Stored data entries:
------------------------------------------------------------------------
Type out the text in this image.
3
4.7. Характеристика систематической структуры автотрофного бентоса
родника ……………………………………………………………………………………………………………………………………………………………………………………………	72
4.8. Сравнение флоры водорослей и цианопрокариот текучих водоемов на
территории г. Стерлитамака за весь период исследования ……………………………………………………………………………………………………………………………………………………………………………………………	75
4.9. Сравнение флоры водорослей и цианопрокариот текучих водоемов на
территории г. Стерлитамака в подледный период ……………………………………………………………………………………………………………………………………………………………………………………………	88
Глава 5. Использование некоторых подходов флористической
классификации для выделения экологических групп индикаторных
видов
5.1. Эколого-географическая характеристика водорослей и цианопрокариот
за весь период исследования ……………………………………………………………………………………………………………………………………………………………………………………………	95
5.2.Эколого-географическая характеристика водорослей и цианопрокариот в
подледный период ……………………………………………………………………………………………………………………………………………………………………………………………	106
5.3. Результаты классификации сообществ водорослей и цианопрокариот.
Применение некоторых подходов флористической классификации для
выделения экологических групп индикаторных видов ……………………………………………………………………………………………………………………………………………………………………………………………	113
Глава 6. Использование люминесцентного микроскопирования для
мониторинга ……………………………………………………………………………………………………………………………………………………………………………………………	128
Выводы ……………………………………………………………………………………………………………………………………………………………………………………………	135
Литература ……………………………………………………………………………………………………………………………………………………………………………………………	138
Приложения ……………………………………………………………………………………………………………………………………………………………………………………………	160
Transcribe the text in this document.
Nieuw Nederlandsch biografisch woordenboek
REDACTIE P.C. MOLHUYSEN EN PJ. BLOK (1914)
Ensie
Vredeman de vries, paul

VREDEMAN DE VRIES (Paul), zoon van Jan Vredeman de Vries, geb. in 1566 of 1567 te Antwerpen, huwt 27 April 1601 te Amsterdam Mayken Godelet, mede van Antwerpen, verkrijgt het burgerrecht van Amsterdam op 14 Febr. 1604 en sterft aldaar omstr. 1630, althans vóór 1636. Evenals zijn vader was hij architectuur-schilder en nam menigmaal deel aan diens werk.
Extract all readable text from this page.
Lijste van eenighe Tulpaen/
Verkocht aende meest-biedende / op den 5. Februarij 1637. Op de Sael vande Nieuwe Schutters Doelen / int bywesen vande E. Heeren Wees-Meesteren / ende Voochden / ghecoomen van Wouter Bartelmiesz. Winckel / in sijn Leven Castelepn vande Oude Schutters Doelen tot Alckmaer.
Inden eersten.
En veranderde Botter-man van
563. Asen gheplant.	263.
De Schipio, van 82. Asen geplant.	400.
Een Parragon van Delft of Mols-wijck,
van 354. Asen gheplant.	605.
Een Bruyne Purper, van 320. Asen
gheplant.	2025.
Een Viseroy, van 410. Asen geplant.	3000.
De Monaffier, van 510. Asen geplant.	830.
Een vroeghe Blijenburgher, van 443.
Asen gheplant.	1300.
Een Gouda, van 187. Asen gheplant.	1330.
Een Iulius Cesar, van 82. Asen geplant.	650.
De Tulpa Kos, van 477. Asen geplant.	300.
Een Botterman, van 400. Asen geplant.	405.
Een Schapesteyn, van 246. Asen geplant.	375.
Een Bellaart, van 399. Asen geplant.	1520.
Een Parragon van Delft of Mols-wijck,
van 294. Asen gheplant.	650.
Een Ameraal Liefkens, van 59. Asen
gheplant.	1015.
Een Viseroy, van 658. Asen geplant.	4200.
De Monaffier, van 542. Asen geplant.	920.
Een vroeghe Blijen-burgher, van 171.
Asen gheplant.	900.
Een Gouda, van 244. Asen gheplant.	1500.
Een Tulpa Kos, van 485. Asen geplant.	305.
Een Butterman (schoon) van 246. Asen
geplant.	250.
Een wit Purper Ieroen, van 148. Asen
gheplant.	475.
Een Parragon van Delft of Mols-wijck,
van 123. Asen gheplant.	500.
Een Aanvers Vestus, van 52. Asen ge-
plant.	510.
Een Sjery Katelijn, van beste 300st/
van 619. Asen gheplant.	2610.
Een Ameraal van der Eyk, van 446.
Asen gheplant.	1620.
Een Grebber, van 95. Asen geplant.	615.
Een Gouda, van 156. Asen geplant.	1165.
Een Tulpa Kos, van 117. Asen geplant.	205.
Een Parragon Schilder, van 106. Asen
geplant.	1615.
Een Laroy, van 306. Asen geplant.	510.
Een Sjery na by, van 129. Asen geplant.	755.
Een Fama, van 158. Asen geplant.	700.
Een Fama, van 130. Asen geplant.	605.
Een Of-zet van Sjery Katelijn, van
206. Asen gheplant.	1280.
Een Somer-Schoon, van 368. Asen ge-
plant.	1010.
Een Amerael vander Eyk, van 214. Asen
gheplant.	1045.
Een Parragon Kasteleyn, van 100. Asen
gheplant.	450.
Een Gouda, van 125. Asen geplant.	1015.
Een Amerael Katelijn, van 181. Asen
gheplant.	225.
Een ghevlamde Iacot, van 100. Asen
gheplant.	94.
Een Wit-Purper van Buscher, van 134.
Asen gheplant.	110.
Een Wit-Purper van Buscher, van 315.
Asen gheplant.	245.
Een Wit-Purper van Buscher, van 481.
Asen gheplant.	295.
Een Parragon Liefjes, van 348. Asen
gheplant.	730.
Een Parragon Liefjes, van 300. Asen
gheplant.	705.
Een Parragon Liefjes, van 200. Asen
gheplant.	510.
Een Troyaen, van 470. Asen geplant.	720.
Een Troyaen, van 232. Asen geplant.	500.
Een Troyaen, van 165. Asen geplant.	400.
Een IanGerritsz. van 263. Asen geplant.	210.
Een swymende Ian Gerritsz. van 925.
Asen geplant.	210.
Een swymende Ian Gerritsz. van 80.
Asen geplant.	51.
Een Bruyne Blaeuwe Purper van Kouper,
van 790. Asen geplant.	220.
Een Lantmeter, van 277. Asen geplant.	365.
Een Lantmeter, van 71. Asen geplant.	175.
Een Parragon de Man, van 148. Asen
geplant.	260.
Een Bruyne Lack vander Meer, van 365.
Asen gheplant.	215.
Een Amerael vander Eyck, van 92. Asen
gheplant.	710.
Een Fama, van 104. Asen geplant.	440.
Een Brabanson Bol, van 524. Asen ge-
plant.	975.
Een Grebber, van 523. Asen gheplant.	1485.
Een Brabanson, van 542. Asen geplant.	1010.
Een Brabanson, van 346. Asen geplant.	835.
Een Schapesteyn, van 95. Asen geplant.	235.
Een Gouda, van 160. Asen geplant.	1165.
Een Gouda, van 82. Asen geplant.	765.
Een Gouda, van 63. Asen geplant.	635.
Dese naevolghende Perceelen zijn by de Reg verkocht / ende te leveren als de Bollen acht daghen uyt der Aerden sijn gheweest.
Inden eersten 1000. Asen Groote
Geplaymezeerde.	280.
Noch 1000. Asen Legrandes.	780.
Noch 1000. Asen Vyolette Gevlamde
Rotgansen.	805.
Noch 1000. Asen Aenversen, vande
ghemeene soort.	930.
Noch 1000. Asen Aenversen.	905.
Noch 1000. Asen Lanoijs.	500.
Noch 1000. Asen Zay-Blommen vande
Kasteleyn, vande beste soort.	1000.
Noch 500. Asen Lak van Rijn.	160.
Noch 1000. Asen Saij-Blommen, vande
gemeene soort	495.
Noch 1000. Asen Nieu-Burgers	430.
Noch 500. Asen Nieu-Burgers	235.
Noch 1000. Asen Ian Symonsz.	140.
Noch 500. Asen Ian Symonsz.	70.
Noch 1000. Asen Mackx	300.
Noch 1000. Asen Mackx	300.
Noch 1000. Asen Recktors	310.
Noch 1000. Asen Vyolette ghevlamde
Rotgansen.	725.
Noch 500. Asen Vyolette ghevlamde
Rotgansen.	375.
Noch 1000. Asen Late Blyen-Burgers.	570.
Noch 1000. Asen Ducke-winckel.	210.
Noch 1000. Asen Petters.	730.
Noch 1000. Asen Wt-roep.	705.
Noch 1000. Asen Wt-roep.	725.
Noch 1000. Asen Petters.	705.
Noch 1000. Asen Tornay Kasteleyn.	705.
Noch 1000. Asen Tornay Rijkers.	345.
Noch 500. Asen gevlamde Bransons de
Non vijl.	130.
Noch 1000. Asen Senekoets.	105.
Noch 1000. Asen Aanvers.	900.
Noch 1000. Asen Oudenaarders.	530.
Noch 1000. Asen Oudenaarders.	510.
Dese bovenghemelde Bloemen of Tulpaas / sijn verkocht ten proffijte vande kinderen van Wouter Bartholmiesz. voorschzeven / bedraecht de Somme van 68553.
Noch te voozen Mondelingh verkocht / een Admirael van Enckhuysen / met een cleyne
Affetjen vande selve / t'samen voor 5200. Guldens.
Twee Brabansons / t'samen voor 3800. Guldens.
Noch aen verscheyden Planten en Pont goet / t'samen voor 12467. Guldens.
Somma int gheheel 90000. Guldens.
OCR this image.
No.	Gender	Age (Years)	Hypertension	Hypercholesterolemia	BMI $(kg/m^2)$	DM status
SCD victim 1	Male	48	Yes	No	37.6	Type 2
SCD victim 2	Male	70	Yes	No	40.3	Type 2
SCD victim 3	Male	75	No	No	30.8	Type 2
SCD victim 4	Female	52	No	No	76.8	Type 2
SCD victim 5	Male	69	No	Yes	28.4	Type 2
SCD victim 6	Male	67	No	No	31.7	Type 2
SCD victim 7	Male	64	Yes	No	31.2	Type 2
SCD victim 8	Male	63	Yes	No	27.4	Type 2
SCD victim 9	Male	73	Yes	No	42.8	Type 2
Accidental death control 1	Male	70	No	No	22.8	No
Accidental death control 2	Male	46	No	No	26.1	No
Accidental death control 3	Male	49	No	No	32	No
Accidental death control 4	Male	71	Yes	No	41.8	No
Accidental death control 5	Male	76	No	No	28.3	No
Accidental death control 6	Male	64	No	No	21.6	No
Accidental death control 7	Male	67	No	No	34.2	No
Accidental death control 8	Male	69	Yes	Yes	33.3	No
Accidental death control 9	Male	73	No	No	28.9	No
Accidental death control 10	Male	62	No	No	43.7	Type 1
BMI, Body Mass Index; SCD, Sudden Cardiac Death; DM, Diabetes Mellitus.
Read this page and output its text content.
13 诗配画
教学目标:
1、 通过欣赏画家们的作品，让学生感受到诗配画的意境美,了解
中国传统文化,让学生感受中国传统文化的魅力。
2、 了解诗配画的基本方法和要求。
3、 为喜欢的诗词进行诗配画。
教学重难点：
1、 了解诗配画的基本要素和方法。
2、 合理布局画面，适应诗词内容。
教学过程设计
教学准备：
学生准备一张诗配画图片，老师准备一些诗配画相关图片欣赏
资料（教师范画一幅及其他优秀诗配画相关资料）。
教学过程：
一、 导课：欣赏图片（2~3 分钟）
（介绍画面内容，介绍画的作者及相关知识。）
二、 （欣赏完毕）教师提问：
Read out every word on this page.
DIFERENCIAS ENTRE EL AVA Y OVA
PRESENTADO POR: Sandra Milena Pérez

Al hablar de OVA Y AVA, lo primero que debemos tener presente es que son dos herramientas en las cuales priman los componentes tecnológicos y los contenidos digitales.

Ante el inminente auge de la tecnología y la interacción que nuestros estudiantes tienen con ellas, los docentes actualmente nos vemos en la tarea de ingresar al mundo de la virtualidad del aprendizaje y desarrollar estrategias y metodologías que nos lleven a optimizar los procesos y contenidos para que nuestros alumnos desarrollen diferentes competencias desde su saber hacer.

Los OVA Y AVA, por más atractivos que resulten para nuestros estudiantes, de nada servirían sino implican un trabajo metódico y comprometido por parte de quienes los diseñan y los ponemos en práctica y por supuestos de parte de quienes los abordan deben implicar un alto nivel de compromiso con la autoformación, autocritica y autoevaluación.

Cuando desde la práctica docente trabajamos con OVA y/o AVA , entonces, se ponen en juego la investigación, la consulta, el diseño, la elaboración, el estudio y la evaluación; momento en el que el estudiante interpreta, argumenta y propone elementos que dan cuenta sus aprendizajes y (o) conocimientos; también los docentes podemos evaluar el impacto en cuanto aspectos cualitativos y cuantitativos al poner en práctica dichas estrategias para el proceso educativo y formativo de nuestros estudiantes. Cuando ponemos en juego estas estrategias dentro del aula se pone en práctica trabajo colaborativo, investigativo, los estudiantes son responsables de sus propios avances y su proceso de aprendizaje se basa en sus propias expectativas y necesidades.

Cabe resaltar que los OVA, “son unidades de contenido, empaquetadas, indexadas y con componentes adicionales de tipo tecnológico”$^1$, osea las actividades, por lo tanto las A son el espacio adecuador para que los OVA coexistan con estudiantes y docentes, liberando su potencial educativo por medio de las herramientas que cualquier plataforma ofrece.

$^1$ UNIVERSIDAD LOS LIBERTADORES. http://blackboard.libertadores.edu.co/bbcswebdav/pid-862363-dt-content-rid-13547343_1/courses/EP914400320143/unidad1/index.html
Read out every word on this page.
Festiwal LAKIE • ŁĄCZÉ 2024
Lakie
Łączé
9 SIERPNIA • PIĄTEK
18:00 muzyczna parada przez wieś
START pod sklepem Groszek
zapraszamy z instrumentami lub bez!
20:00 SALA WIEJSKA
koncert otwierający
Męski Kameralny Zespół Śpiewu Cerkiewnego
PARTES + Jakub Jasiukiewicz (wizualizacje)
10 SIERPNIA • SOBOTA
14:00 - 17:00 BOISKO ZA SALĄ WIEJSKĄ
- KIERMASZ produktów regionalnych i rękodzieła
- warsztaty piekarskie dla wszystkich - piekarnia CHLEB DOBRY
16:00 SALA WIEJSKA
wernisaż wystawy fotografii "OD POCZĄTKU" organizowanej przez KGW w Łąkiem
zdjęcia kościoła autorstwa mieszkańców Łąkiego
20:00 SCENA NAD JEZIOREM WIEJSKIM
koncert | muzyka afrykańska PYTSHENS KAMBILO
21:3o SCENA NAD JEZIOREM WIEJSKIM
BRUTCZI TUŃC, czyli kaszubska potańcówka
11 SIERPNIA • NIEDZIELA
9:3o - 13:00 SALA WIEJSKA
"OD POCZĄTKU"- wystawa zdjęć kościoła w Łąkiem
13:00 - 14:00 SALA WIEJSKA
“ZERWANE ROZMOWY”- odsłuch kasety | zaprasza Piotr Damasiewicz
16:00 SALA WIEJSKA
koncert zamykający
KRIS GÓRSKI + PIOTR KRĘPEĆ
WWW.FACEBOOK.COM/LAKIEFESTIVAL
------------------------------------------------------------------------
Exercise brief:
Identify which lines contain the word "географическая" and copy each one.

Finished task:
5.1. Эколого-географическая характеристика водорослей и цианопрокариот
5.2.Эколого-географическая характеристика водорослей и цианопрокариот в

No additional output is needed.